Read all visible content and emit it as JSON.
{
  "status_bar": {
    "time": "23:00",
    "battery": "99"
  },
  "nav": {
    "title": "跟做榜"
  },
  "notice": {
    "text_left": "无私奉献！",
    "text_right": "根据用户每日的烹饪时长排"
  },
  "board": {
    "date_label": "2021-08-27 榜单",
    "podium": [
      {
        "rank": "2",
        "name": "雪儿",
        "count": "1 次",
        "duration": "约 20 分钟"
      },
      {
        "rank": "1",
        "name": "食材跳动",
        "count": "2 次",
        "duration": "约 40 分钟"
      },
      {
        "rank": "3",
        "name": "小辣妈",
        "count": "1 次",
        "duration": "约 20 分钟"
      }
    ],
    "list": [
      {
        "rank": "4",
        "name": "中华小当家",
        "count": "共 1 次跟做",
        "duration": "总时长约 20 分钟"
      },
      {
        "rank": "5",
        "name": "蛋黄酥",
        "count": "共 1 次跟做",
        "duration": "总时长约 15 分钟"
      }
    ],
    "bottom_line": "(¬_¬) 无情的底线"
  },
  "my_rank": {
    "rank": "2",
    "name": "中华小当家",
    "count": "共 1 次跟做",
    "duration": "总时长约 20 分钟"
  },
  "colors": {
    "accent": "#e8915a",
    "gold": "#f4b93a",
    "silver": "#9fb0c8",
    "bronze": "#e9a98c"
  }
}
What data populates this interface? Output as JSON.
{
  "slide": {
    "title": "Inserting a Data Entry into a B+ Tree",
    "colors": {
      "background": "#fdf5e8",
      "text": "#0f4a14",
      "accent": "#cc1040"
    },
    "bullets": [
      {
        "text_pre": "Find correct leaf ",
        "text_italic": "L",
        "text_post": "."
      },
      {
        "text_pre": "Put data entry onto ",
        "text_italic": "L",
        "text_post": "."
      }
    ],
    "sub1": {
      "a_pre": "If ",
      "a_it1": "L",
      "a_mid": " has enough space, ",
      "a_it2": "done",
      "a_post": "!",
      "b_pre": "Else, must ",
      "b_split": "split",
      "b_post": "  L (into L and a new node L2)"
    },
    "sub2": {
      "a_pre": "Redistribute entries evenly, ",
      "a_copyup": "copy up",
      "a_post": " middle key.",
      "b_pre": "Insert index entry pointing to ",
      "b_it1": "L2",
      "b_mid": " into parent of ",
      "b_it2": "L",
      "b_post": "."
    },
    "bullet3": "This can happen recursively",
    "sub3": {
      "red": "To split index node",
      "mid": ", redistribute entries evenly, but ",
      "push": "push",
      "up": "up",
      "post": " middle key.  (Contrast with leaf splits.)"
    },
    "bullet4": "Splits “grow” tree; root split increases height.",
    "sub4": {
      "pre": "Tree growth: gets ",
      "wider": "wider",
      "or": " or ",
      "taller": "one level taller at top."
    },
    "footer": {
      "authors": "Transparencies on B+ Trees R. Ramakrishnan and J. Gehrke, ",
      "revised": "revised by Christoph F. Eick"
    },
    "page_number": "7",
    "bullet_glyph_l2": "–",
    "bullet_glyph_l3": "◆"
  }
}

───

Requirement:
Transcribe every entry word for word.

Complete response:
Read all visible content and emit it as JSON.
{
  "status_bar": {
    "time": "23:00",
    "battery": "99"
  },
  "nav": {
    "title": "跟做榜"
  },
  "notice": {
    "text_left": "无私奉献！",
    "text_right": "根据用户每日的烹饪时长排"
  },
  "board": {
    "date_label": "2021-08-27 榜单",
    "podium": [
      {
        "rank": "2",
        "name": "雪儿",
        "count": "1 次",
        "duration": "约 20 分钟"
      },
      {
        "rank": "1",
        "name": "食材跳动",
        "count": "2 次",
        "duration": "约 40 分钟"
      },
      {
        "rank": "3",
        "name": "小辣妈",
        "count": "1 次",
        "duration": "约 20 分钟"
      }
    ],
    "list": [
      {
        "rank": "4",
        "name": "中华小当家",
        "count": "共 1 次跟做",
        "duration": "总时长约 20 分钟"
      },
      {
        "rank": "5",
        "name": "蛋黄酥",
        "count": "共 1 次跟做",
        "duration": "总时长约 15 分钟"
      }
    ],
    "bottom_line": "(¬_¬) 无情的底线"
  },
  "my_rank": {
    "rank": "2",
    "name": "中华小当家",
    "count": "共 1 次跟做",
    "duration": "总时长约 20 分钟"
  },
  "colors": {
    "accent": "#e8915a",
    "gold": "#f4b93a",
    "silver": "#9fb0c8",
    "bronze": "#e9a98c"
  }
}
What data populates this interface? Output as JSON.
{
  "slide": {
    "title": "Inserting a Data Entry into a B+ Tree",
    "colors": {
      "background": "#fdf5e8",
      "text": "#0f4a14",
      "accent": "#cc1040"
    },
    "bullets": [
      {
        "text_pre": "Find correct leaf ",
        "text_italic": "L",
        "text_post": "."
      },
      {
        "text_pre": "Put data entry onto ",
        "text_italic": "L",
        "text_post": "."
      }
    ],
    "sub1": {
      "a_pre": "If ",
      "a_it1": "L",
      "a_mid": " has enough space, ",
      "a_it2": "done",
      "a_post": "!",
      "b_pre": "Else, must ",
      "b_split": "split",
      "b_post": "  L (into L and a new node L2)"
    },
    "sub2": {
      "a_pre": "Redistribute entries evenly, ",
      "a_copyup": "copy up",
      "a_post": " middle key.",
      "b_pre": "Insert index entry pointing to ",
      "b_it1": "L2",
      "b_mid": " into parent of ",
      "b_it2": "L",
      "b_post": "."
    },
    "bullet3": "This can happen recursively",
    "sub3": {
      "red": "To split index node",
      "mid": ", redistribute entries evenly, but ",
      "push": "push",
      "up": "up",
      "post": " middle key.  (Contrast with leaf splits.)"
    },
    "bullet4": "Splits “grow” tree; root split increases height.",
    "sub4": {
      "pre": "Tree growth: gets ",
      "wider": "wider",
      "or": " or ",
      "taller": "one level taller at top."
    },
    "footer": {
      "authors": "Transparencies on B+ Trees R. Ramakrishnan and J. Gehrke, ",
      "revised": "revised by Christoph F. Eick"
    },
    "page_number": "7",
    "bullet_glyph_l2": "–",
    "bullet_glyph_l3": "◆"
  }
}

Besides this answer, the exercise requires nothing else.